Direction: Return each line of the records with nothing changed, pictures excepted.

Stored records:
· · · · · · ·
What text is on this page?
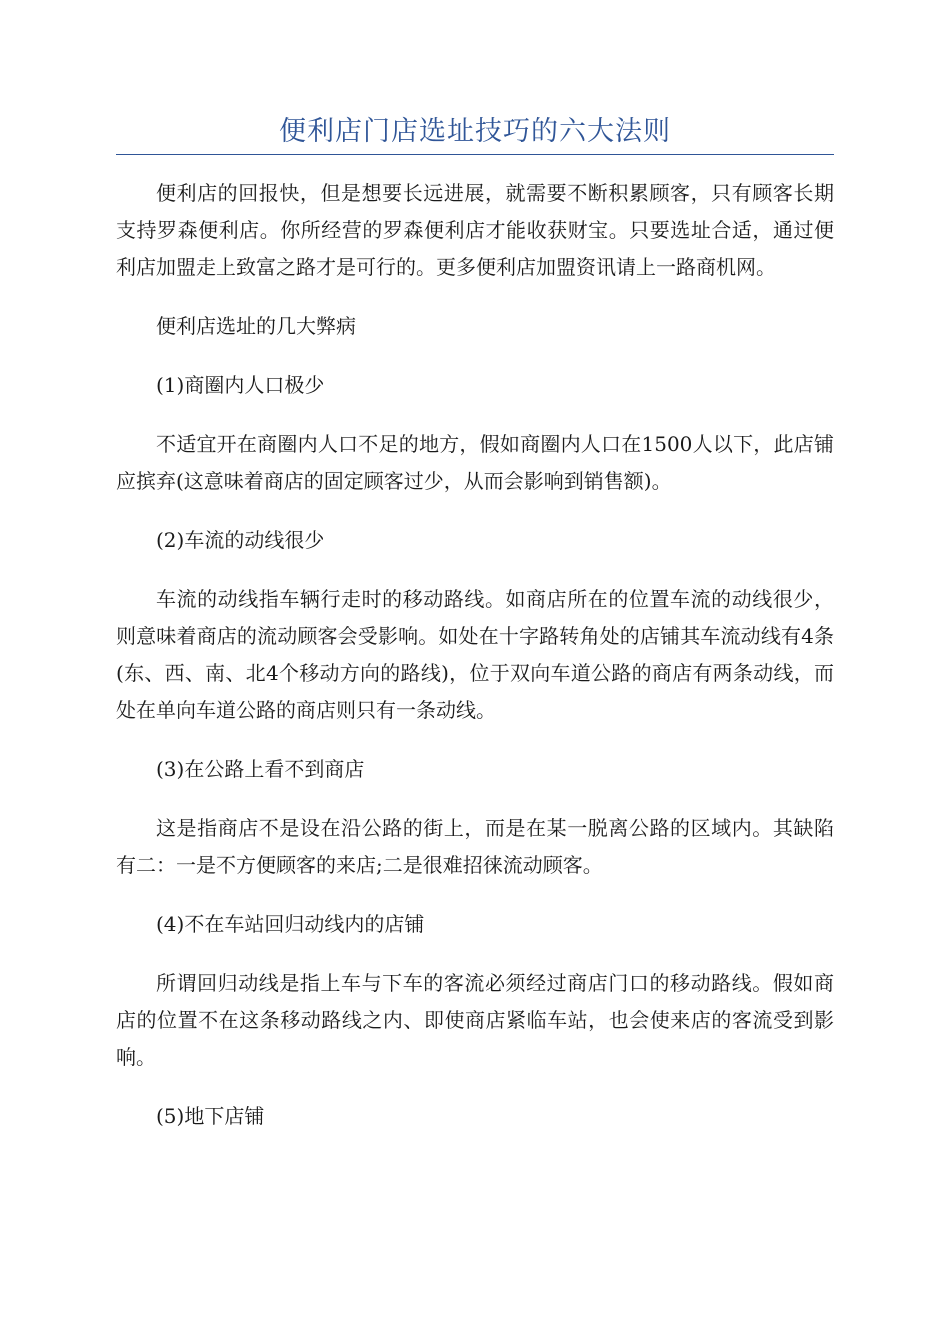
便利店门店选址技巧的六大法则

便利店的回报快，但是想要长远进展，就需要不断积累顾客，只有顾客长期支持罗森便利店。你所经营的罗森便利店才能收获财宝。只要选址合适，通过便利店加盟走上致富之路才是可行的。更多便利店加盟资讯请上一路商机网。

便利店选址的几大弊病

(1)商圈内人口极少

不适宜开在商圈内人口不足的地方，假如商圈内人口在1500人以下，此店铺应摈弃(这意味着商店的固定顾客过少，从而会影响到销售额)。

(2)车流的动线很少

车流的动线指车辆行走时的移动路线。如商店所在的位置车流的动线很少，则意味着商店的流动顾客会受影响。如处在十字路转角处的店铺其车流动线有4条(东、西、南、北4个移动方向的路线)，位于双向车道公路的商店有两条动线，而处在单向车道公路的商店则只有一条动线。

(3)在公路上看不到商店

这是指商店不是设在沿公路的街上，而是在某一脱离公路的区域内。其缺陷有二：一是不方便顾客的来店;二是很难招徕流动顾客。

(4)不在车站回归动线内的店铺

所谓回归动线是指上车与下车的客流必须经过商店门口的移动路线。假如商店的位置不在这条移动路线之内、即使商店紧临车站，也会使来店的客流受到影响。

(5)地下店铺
· · · · · · ·
Response for this exercise:
What text is on this page?
便利店门店选址技巧的六大法则

便利店的回报快，但是想要长远进展，就需要不断积累顾客，只有顾客长期支持罗森便利店。你所经营的罗森便利店才能收获财宝。只要选址合适，通过便利店加盟走上致富之路才是可行的。更多便利店加盟资讯请上一路商机网。

便利店选址的几大弊病

(1)商圈内人口极少

不适宜开在商圈内人口不足的地方，假如商圈内人口在1500人以下，此店铺应摈弃(这意味着商店的固定顾客过少，从而会影响到销售额)。

(2)车流的动线很少

车流的动线指车辆行走时的移动路线。如商店所在的位置车流的动线很少，则意味着商店的流动顾客会受影响。如处在十字路转角处的店铺其车流动线有4条(东、西、南、北4个移动方向的路线)，位于双向车道公路的商店有两条动线，而处在单向车道公路的商店则只有一条动线。

(3)在公路上看不到商店

这是指商店不是设在沿公路的街上，而是在某一脱离公路的区域内。其缺陷有二：一是不方便顾客的来店;二是很难招徕流动顾客。

(4)不在车站回归动线内的店铺

所谓回归动线是指上车与下车的客流必须经过商店门口的移动路线。假如商店的位置不在这条移动路线之内、即使商店紧临车站，也会使来店的客流受到影响。

(5)地下店铺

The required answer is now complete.